Source document:
Image credit: reuters

While the world cheered the news that Pfizer had developed an effective vaccine for Covid-19, the need to store it at ultra-low temperatures has raised logistical concerns.

While initial trial results suggest that the vaccine could be up to 90 per cent effective on combating the virus, to maintain its efficacy it needs to be transported and stored in temperatures below minus 70 degrees Celsius.

According to Professor Gordon Dougan, infectious disease and vaccine specialist from the University of Cambridge, most vaccines are stored at or around 4°C, which is an easy temperature to meet for refrigerated transport.

But the extreme temperature requirements for the Covid vaccine suggest that bespoke refrigeration methods may be needed to ensure its wide deployment.

“You can imagine the chain of delivery of that vaccine,” Dougan said in an interview with the PA news agency.

“It depends on how long after the vaccine has been delivered, say to a GP, it can be kept at room temperature or close to room temperature. I don’t think they’ve announced all the details of that yet.”

The NHS has said it has already been preparing for a vaccine delivery and last week its chief executive Simon Stevens acknowledged that some vaccine candidates need ultra-cold storage.

But the strict temperature requirements also pose larger challenges for countries in Asia, as well as in much of Africa and Latin America, where the climate is already hotter than in many developed nations and the infrastructure less developed.

The World Health Organization estimates that 70 per cent of people must be inoculated to end the pandemic and Asia is home to around three-fifths of the global population.

Philippines’ Health Secretary Francisco Duque told Reuters: “On the cold chain requirement of -70 degrees, that is a hefty requirement. We do not have such facility.

Problem set:
1. Decide whether each statement agrees with the vaccine storage article, answering yes or no and quoting the deciding words: (a) Most vaccines are stored at or around 4°C. (b) The World Health Organization estimates that half of people must be inoculated to end the pandemic. (c) The Philippines already has facilities for the -70 degree cold chain.
2. Reproduce the stretch of the vaccine storage article from "Image credit: reuters" through "for refrigerated transport.".
The data that follows was drawn from a separate source.

Data extracts:
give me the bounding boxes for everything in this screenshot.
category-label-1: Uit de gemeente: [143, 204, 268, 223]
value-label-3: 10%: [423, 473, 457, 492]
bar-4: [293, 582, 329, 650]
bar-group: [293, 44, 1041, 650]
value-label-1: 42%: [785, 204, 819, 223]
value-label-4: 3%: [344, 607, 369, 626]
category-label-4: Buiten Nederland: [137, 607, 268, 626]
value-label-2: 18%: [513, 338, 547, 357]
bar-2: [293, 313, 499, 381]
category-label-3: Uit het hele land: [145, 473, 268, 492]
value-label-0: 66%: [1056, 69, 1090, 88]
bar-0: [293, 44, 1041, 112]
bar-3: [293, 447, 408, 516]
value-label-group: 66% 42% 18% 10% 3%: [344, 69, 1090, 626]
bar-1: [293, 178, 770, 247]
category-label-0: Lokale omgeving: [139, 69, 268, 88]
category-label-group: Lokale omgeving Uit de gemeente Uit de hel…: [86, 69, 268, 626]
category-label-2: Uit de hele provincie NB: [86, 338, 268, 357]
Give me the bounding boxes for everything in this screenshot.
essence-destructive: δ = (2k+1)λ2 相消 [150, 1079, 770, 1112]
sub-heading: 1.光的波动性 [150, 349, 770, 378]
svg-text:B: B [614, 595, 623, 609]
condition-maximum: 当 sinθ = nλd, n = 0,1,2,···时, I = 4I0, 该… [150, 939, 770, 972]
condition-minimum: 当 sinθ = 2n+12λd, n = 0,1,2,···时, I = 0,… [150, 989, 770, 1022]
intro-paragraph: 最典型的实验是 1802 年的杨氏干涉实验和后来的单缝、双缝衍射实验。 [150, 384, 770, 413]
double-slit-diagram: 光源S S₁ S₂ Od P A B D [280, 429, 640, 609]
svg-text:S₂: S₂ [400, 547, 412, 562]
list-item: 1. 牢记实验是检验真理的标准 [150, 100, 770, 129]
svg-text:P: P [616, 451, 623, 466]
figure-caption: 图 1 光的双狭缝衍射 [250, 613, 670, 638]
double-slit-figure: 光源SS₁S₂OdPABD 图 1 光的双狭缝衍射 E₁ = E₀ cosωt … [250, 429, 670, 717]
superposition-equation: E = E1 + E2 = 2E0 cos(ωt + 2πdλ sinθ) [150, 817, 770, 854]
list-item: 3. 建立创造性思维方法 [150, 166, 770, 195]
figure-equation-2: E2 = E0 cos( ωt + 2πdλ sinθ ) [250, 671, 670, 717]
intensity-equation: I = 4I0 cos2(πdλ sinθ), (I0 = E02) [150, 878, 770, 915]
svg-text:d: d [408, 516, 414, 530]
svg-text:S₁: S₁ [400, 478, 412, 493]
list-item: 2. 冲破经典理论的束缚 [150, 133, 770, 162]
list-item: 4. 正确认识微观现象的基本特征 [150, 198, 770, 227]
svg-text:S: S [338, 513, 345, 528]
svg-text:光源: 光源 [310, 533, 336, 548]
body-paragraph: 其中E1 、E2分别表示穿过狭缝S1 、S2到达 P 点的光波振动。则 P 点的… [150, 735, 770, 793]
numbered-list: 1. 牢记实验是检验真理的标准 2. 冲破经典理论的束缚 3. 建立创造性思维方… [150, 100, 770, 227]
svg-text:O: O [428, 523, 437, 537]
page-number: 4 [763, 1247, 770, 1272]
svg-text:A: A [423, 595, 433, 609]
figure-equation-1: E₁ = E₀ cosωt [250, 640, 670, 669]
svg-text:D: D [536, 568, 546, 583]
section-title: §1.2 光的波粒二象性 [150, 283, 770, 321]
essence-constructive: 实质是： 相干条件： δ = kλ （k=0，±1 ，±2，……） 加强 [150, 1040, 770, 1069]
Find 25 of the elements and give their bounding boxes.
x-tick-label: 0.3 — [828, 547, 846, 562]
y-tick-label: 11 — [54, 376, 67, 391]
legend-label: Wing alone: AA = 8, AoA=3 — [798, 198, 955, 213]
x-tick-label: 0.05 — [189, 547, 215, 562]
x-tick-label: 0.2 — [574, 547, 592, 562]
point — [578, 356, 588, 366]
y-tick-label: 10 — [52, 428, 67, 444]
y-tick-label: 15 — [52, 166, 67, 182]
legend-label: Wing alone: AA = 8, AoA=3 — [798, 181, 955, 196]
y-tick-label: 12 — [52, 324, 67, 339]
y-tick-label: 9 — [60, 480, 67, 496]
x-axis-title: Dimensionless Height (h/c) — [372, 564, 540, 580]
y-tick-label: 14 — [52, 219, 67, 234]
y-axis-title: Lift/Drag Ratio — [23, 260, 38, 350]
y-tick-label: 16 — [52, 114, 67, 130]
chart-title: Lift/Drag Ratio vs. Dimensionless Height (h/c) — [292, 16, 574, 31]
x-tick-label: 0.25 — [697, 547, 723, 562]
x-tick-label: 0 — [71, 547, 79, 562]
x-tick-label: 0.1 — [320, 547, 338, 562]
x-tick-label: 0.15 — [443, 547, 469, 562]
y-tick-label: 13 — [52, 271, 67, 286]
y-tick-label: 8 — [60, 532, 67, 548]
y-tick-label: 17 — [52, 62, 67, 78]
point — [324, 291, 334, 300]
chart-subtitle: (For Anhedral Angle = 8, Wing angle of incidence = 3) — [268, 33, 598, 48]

Answers per task:
1.
(a) Yes: "most vaccines are stored at or around 4°C"
(b) No: "70 per cent of people must be inoculated to end the pandemic"
(c) No: "We do not have such facility."

2.
Image credit: reuters

While the world cheered the news that Pfizer had developed an effective vaccine for Covid-19, the need to store it at ultra-low temperatures has raised logistical concerns.

While initial trial results suggest that the vaccine could be up to 90 per cent effective on combating the virus, to maintain its efficacy it needs to be transported and stored in temperatures below minus 70 degrees Celsius.

According to Professor Gordon Dougan, infectious disease and vaccine specialist from the University of Cambridge, most vaccines are stored at or around 4°C, which is an easy temperature to meet for refrigerated transport.